Exercise prompt: Extract every line that contains the word "service".

[Collected data entries]
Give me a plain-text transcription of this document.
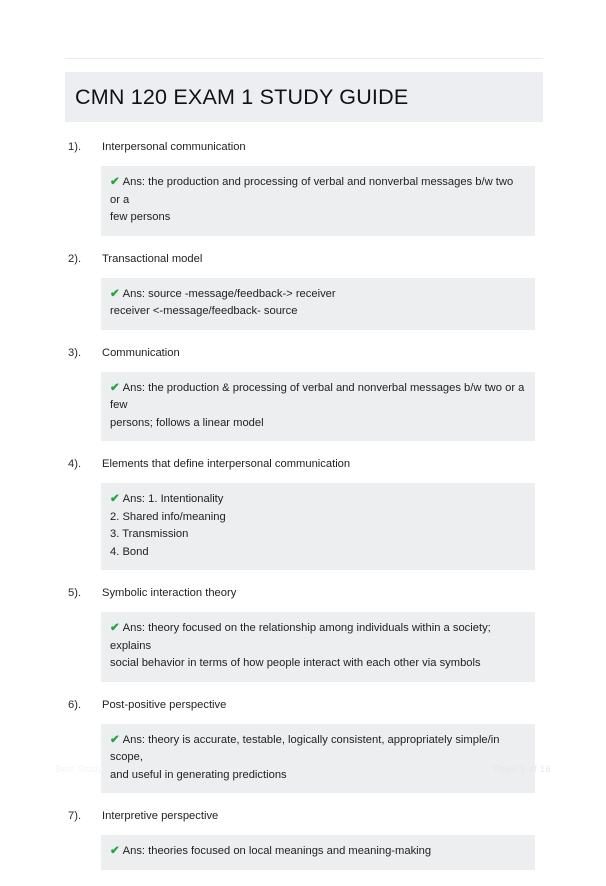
CMN 120 EXAM 1 STUDY GUIDE
1).	Interpersonal communication
✔ Ans: the production and processing of verbal and nonverbal messages b/w two or a
few persons
2).	Transactional model
✔ Ans: source -message/feedback-> receiver
receiver <-message/feedback- source
3).	Communication
✔ Ans: the production & processing of verbal and nonverbal messages b/w two or a few
persons; follows a linear model
4).	Elements that define interpersonal communication
✔ Ans: 1. Intentionality
2. Shared info/meaning
3. Transmission
4. Bond
5).	Symbolic interaction theory
✔ Ans: theory focused on the relationship among individuals within a society; explains
social behavior in terms of how people interact with each other via symbols
6).	Post-positive perspective
✔ Ans: theory is accurate, testable, logically consistent, appropriately simple/in scope,
and useful in generating predictions
7).	Interpretive perspective
✔ Ans: theories focused on local meanings and meaning-making
Best Study	Page 1 of 16
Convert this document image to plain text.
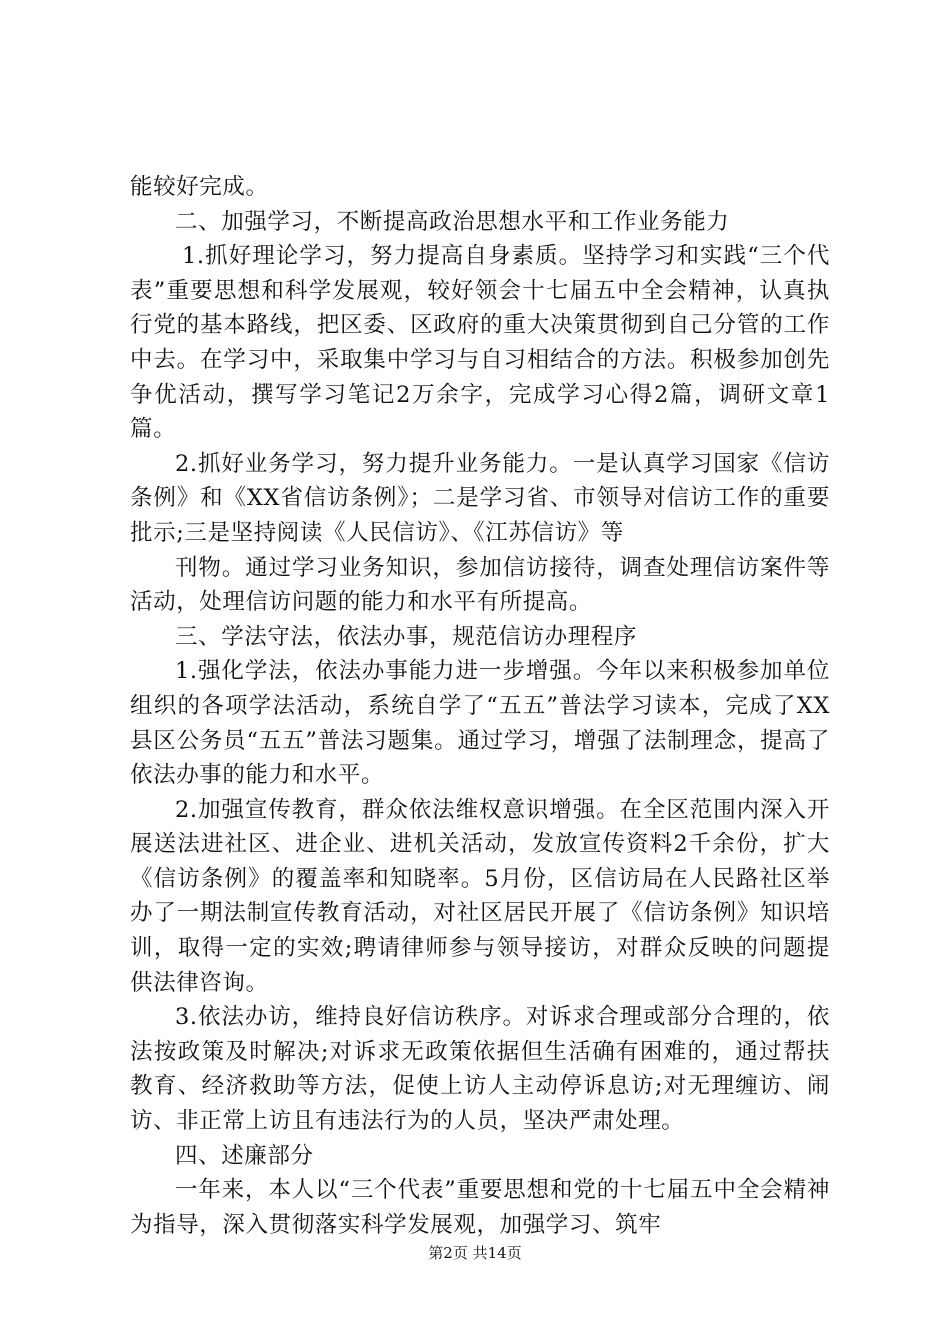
能较好完成。

二、加强学习，不断提高政治思想水平和工作业务能力

1.抓好理论学习，努力提高自身素质。坚持学习和实践“三个代表”重要思想和科学发展观，较好领会十七届五中全会精神，认真执行党的基本路线，把区委、区政府的重大决策贯彻到自己分管的工作中去。在学习中，采取集中学习与自习相结合的方法。积极参加创先争优活动，撰写学习笔记2万余字，完成学习心得2篇，调研文章1篇。

2.抓好业务学习，努力提升业务能力。一是认真学习国家《信访条例》和《XX省信访条例》；二是学习省、市领导对信访工作的重要批示;三是坚持阅读《人民信访》、《江苏信访》等

刊物。通过学习业务知识，参加信访接待，调查处理信访案件等活动，处理信访问题的能力和水平有所提高。

三、学法守法，依法办事，规范信访办理程序

1.强化学法，依法办事能力进一步增强。今年以来积极参加单位组织的各项学法活动，系统自学了“五五”普法学习读本，完成了XX县区公务员“五五”普法习题集。通过学习，增强了法制理念，提高了依法办事的能力和水平。

2.加强宣传教育，群众依法维权意识增强。在全区范围内深入开展送法进社区、进企业、进机关活动，发放宣传资料2千余份，扩大《信访条例》的覆盖率和知晓率。5月份，区信访局在人民路社区举办了一期法制宣传教育活动，对社区居民开展了《信访条例》知识培训，取得一定的实效;聘请律师参与领导接访，对群众反映的问题提供法律咨询。

3.依法办访，维持良好信访秩序。对诉求合理或部分合理的，依法按政策及时解决;对诉求无政策依据但生活确有困难的，通过帮扶教育、经济救助等方法，促使上访人主动停诉息访;对无理缠访、闹访、非正常上访且有违法行为的人员，坚决严肃处理。

四、述廉部分

一年来，本人以“三个代表”重要思想和党的十七届五中全会精神为指导，深入贯彻落实科学发展观，加强学习、筑牢

第2页 共14页
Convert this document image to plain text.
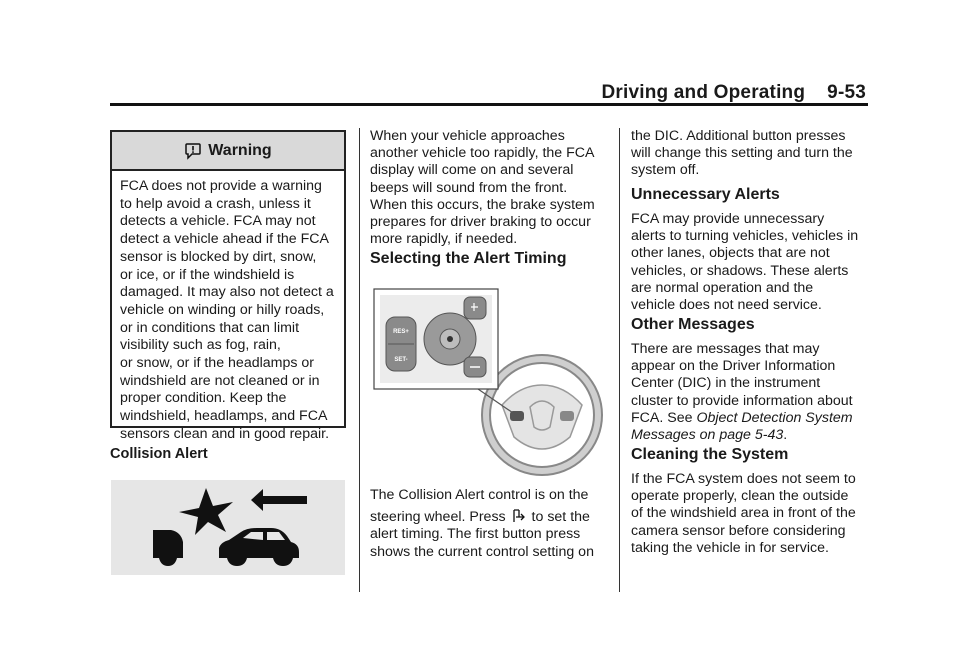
Driving and Operating 9-53
Warning
FCA does not provide a warning
to help avoid a crash, unless it
detects a vehicle. FCA may not
detect a vehicle ahead if the FCA
sensor is blocked by dirt, snow,
or ice, or if the windshield is
damaged. It may also not detect a
vehicle on winding or hilly roads,
or in conditions that can limit
visibility such as fog, rain,
or snow, or if the headlamps or
windshield are not cleaned or in
proper condition. Keep the
windshield, headlamps, and FCA
sensors clean and in good repair.

Collision Alert

When your vehicle approaches
another vehicle too rapidly, the FCA
display will come on and several
beeps will sound from the front.
When this occurs, the brake system
prepares for driver braking to occur
more rapidly, if needed.

Selecting the Alert Timing

RES+
SET-
The Collision Alert control is on the
steering wheel. Press to set the
alert timing. The first button press
shows the current control setting on
the DIC. Additional button presses
will change this setting and turn the
system off.

Unnecessary Alerts

FCA may provide unnecessary
alerts to turning vehicles, vehicles in
other lanes, objects that are not
vehicles, or shadows. These alerts
are normal operation and the
vehicle does not need service.

Other Messages

There are messages that may
appear on the Driver Information
Center (DIC) in the instrument
cluster to provide information about
FCA. See Object Detection System
Messages on page 5-43.

Cleaning the System

If the FCA system does not seem to
operate properly, clean the outside
of the windshield area in front of the
camera sensor before considering
taking the vehicle in for service.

Answer to the exercise:
vehicle does not need service.
taking the vehicle in for service.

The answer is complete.